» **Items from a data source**
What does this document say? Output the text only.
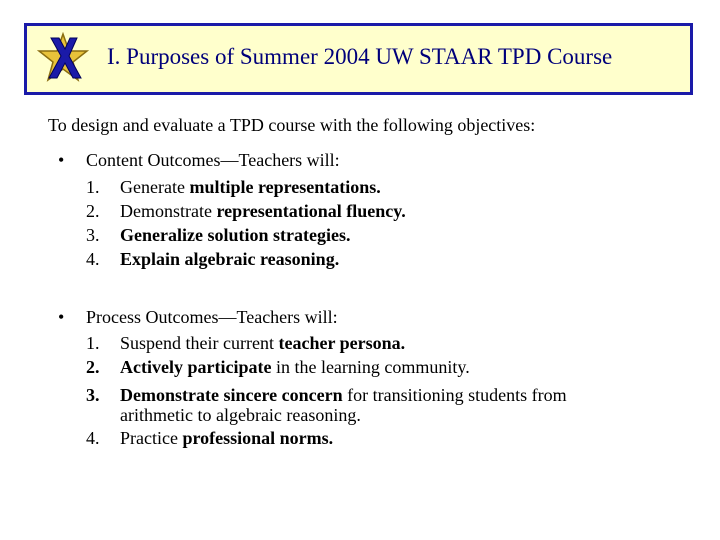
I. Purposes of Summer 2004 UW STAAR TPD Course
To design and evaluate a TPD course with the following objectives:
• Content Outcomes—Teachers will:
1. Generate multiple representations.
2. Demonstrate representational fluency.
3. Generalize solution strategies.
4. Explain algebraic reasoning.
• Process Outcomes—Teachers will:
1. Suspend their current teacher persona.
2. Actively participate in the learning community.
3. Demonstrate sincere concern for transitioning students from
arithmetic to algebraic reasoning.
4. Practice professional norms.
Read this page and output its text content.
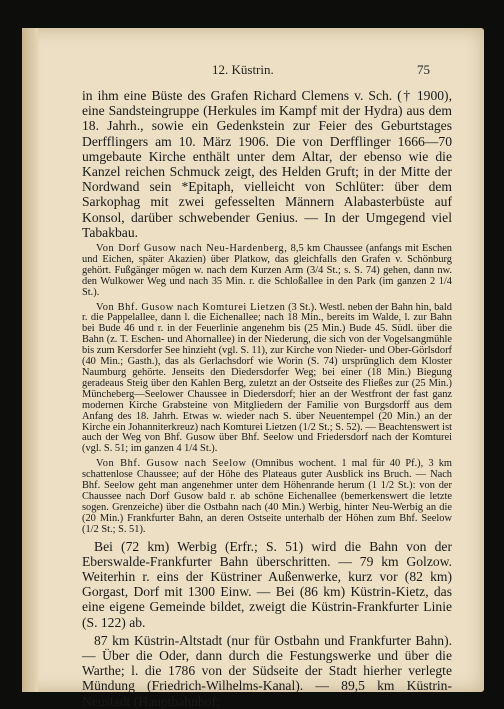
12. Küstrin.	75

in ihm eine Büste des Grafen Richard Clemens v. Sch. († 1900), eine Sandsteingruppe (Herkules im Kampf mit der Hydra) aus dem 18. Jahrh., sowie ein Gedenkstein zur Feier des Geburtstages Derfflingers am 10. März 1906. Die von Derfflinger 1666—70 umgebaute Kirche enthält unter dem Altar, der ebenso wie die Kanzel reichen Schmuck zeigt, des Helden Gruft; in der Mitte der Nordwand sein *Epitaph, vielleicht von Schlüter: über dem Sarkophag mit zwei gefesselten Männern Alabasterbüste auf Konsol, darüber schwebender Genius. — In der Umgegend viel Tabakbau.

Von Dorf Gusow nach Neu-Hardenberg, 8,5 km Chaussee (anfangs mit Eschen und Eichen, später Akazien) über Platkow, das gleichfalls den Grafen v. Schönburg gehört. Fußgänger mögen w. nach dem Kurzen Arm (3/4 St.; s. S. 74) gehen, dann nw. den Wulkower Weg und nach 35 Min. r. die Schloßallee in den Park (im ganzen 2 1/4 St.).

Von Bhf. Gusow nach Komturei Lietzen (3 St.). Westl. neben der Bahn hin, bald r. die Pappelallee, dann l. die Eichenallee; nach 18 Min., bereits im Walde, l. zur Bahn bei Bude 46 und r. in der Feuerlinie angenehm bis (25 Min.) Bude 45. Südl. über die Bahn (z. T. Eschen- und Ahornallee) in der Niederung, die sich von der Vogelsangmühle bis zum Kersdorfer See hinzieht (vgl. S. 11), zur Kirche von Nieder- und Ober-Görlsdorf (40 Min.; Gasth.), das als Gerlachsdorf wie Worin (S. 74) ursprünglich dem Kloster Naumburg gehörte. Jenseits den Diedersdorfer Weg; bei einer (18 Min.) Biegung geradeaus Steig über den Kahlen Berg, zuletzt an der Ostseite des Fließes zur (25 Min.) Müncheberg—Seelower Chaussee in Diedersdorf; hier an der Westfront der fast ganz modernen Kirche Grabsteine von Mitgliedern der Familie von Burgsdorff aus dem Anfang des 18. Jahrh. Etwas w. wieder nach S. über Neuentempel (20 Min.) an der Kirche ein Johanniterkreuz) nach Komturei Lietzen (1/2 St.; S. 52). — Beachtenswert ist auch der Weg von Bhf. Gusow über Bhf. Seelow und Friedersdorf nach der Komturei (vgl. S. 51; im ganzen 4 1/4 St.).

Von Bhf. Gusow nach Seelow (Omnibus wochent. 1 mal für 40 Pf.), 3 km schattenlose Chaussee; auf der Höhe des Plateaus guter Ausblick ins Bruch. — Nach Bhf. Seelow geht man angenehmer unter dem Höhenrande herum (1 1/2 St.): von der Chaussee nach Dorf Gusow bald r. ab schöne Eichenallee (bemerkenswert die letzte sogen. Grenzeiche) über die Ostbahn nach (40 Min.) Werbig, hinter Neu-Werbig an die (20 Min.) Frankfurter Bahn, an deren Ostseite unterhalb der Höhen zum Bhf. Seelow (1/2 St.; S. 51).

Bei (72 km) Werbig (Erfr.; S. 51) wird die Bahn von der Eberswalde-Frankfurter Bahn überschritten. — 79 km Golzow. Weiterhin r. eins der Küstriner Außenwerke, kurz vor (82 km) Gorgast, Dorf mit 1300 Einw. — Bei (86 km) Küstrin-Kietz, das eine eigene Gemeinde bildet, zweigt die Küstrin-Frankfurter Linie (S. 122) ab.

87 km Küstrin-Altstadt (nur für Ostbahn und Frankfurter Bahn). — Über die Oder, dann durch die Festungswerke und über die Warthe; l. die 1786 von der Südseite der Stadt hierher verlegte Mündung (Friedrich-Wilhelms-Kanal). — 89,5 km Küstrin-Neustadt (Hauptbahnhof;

» **TO DO**
Quote the entries above word for word. Leave the images out.

» **RESULT FOR THIS EXERCISE**
What does this document say? Output the text only.
I. Purposes of Summer 2004 UW STAAR TPD Course
To design and evaluate a TPD course with the following objectives:
• Content Outcomes—Teachers will:
1. Generate multiple representations.
2. Demonstrate representational fluency.
3. Generalize solution strategies.
4. Explain algebraic reasoning.
• Process Outcomes—Teachers will:
1. Suspend their current teacher persona.
2. Actively participate in the learning community.
3. Demonstrate sincere concern for transitioning students from
arithmetic to algebraic reasoning.
4. Practice professional norms.
Read this page and output its text content.
12. Küstrin.	75

in ihm eine Büste des Grafen Richard Clemens v. Sch. († 1900), eine Sandsteingruppe (Herkules im Kampf mit der Hydra) aus dem 18. Jahrh., sowie ein Gedenkstein zur Feier des Geburtstages Derfflingers am 10. März 1906. Die von Derfflinger 1666—70 umgebaute Kirche enthält unter dem Altar, der ebenso wie die Kanzel reichen Schmuck zeigt, des Helden Gruft; in der Mitte der Nordwand sein *Epitaph, vielleicht von Schlüter: über dem Sarkophag mit zwei gefesselten Männern Alabasterbüste auf Konsol, darüber schwebender Genius. — In der Umgegend viel Tabakbau.

Von Dorf Gusow nach Neu-Hardenberg, 8,5 km Chaussee (anfangs mit Eschen und Eichen, später Akazien) über Platkow, das gleichfalls den Grafen v. Schönburg gehört. Fußgänger mögen w. nach dem Kurzen Arm (3/4 St.; s. S. 74) gehen, dann nw. den Wulkower Weg und nach 35 Min. r. die Schloßallee in den Park (im ganzen 2 1/4 St.).

Von Bhf. Gusow nach Komturei Lietzen (3 St.). Westl. neben der Bahn hin, bald r. die Pappelallee, dann l. die Eichenallee; nach 18 Min., bereits im Walde, l. zur Bahn bei Bude 46 und r. in der Feuerlinie angenehm bis (25 Min.) Bude 45. Südl. über die Bahn (z. T. Eschen- und Ahornallee) in der Niederung, die sich von der Vogelsangmühle bis zum Kersdorfer See hinzieht (vgl. S. 11), zur Kirche von Nieder- und Ober-Görlsdorf (40 Min.; Gasth.), das als Gerlachsdorf wie Worin (S. 74) ursprünglich dem Kloster Naumburg gehörte. Jenseits den Diedersdorfer Weg; bei einer (18 Min.) Biegung geradeaus Steig über den Kahlen Berg, zuletzt an der Ostseite des Fließes zur (25 Min.) Müncheberg—Seelower Chaussee in Diedersdorf; hier an der Westfront der fast ganz modernen Kirche Grabsteine von Mitgliedern der Familie von Burgsdorff aus dem Anfang des 18. Jahrh. Etwas w. wieder nach S. über Neuentempel (20 Min.) an der Kirche ein Johanniterkreuz) nach Komturei Lietzen (1/2 St.; S. 52). — Beachtenswert ist auch der Weg von Bhf. Gusow über Bhf. Seelow und Friedersdorf nach der Komturei (vgl. S. 51; im ganzen 4 1/4 St.).

Von Bhf. Gusow nach Seelow (Omnibus wochent. 1 mal für 40 Pf.), 3 km schattenlose Chaussee; auf der Höhe des Plateaus guter Ausblick ins Bruch. — Nach Bhf. Seelow geht man angenehmer unter dem Höhenrande herum (1 1/2 St.): von der Chaussee nach Dorf Gusow bald r. ab schöne Eichenallee (bemerkenswert die letzte sogen. Grenzeiche) über die Ostbahn nach (40 Min.) Werbig, hinter Neu-Werbig an die (20 Min.) Frankfurter Bahn, an deren Ostseite unterhalb der Höhen zum Bhf. Seelow (1/2 St.; S. 51).

Bei (72 km) Werbig (Erfr.; S. 51) wird die Bahn von der Eberswalde-Frankfurter Bahn überschritten. — 79 km Golzow. Weiterhin r. eins der Küstriner Außenwerke, kurz vor (82 km) Gorgast, Dorf mit 1300 Einw. — Bei (86 km) Küstrin-Kietz, das eine eigene Gemeinde bildet, zweigt die Küstrin-Frankfurter Linie (S. 122) ab.

87 km Küstrin-Altstadt (nur für Ostbahn und Frankfurter Bahn). — Über die Oder, dann durch die Festungswerke und über die Warthe; l. die 1786 von der Südseite der Stadt hierher verlegte Mündung (Friedrich-Wilhelms-Kanal). — 89,5 km Küstrin-Neustadt (Hauptbahnhof;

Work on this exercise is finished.